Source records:
· · ·

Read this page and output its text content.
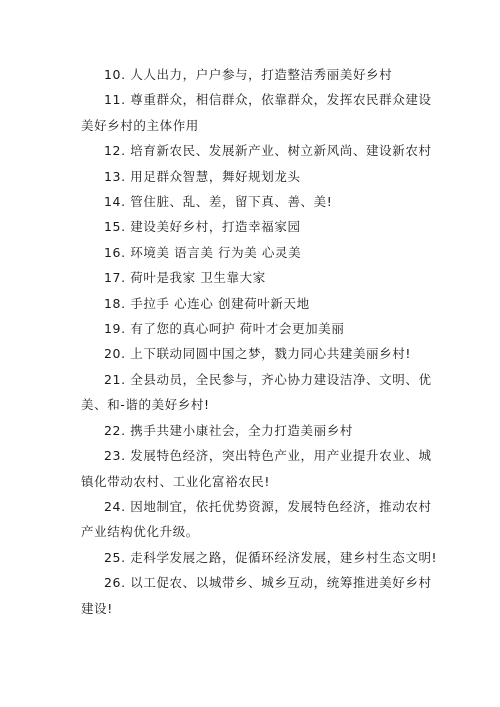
10. 人人出力，户户参与，打造整洁秀丽美好乡村

11. 尊重群众，相信群众，依靠群众，发挥农民群众建设美好乡村的主体作用

12. 培育新农民、发展新产业、树立新风尚、建设新农村

13. 用足群众智慧，舞好规划龙头

14. 管住脏、乱、差，留下真、善、美!

15. 建设美好乡村，打造幸福家园

16. 环境美 语言美 行为美 心灵美

17. 荷叶是我家 卫生靠大家

18. 手拉手 心连心 创建荷叶新天地

19. 有了您的真心呵护 荷叶才会更加美丽

20. 上下联动同圆中国之梦，戮力同心共建美丽乡村!

21. 全县动员，全民参与，齐心协力建设洁净、文明、优美、和-谐的美好乡村!

22. 携手共建小康社会，全力打造美丽乡村

23. 发展特色经济，突出特色产业，用产业提升农业、城镇化带动农村、工业化富裕农民!

24. 因地制宜，依托优势资源，发展特色经济，推动农村产业结构优化升级。

25. 走科学发展之路，促循环经济发展，建乡村生态文明!

26. 以工促农、以城带乡、城乡互动，统筹推进美好乡村建设!
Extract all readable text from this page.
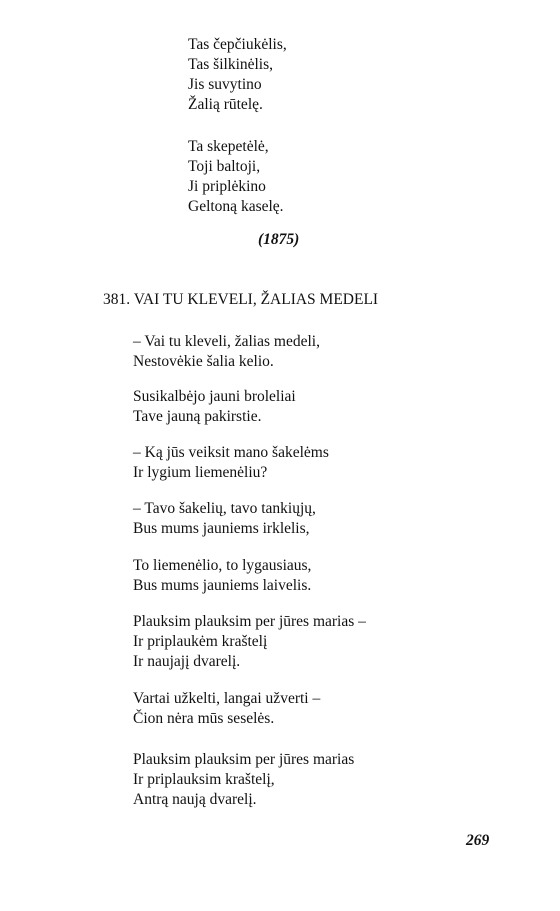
Tas čepčiukėlis,
Tas šilkinėlis,
Jis suvytino
Žalią rūtelę.
Ta skepetėlė,
Toji baltoji,
Ji priplėkino
Geltoną kaselę.
(1875)
381. VAI TU KLEVELI, ŽALIAS MEDELI
– Vai tu kleveli, žalias medeli,
Nestovėkie šalia kelio.
Susikalbėjo jauni broleliai
Tave jauną pakirstie.
– Ką jūs veiksit mano šakelėms
Ir lygium liemenėliu?
– Tavo šakelių, tavo tankiųjų,
Bus mums jauniems irklelis,
To liemenėlio, to lygausiaus,
Bus mums jauniems laivelis.
Plauksim plauksim per jūres marias –
Ir priplaukėm kraštelį
Ir naujajį dvarelį.
Vartai užkelti, langai užverti –
Čion nėra mūs seselės.
Plauksim plauksim per jūres marias
Ir priplauksim kraštelį,
Antrą naują dvarelį.
269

· · ·

#### Instructions for the task:
Reproduce all of the material exactly, apart from the pictures.

#### Task answer:
Read this page and output its text content.
10. 人人出力，户户参与，打造整洁秀丽美好乡村

11. 尊重群众，相信群众，依靠群众，发挥农民群众建设美好乡村的主体作用

12. 培育新农民、发展新产业、树立新风尚、建设新农村

13. 用足群众智慧，舞好规划龙头

14. 管住脏、乱、差，留下真、善、美!

15. 建设美好乡村，打造幸福家园

16. 环境美 语言美 行为美 心灵美

17. 荷叶是我家 卫生靠大家

18. 手拉手 心连心 创建荷叶新天地

19. 有了您的真心呵护 荷叶才会更加美丽

20. 上下联动同圆中国之梦，戮力同心共建美丽乡村!

21. 全县动员，全民参与，齐心协力建设洁净、文明、优美、和-谐的美好乡村!

22. 携手共建小康社会，全力打造美丽乡村

23. 发展特色经济，突出特色产业，用产业提升农业、城镇化带动农村、工业化富裕农民!

24. 因地制宜，依托优势资源，发展特色经济，推动农村产业结构优化升级。

25. 走科学发展之路，促循环经济发展，建乡村生态文明!

26. 以工促农、以城带乡、城乡互动，统筹推进美好乡村建设!
Extract all readable text from this page.
Tas čepčiukėlis,
Tas šilkinėlis,
Jis suvytino
Žalią rūtelę.
Ta skepetėlė,
Toji baltoji,
Ji priplėkino
Geltoną kaselę.
(1875)
381. VAI TU KLEVELI, ŽALIAS MEDELI
– Vai tu kleveli, žalias medeli,
Nestovėkie šalia kelio.
Susikalbėjo jauni broleliai
Tave jauną pakirstie.
– Ką jūs veiksit mano šakelėms
Ir lygium liemenėliu?
– Tavo šakelių, tavo tankiųjų,
Bus mums jauniems irklelis,
To liemenėlio, to lygausiaus,
Bus mums jauniems laivelis.
Plauksim plauksim per jūres marias –
Ir priplaukėm kraštelį
Ir naujajį dvarelį.
Vartai užkelti, langai užverti –
Čion nėra mūs seselės.
Plauksim plauksim per jūres marias
Ir priplauksim kraštelį,
Antrą naują dvarelį.
269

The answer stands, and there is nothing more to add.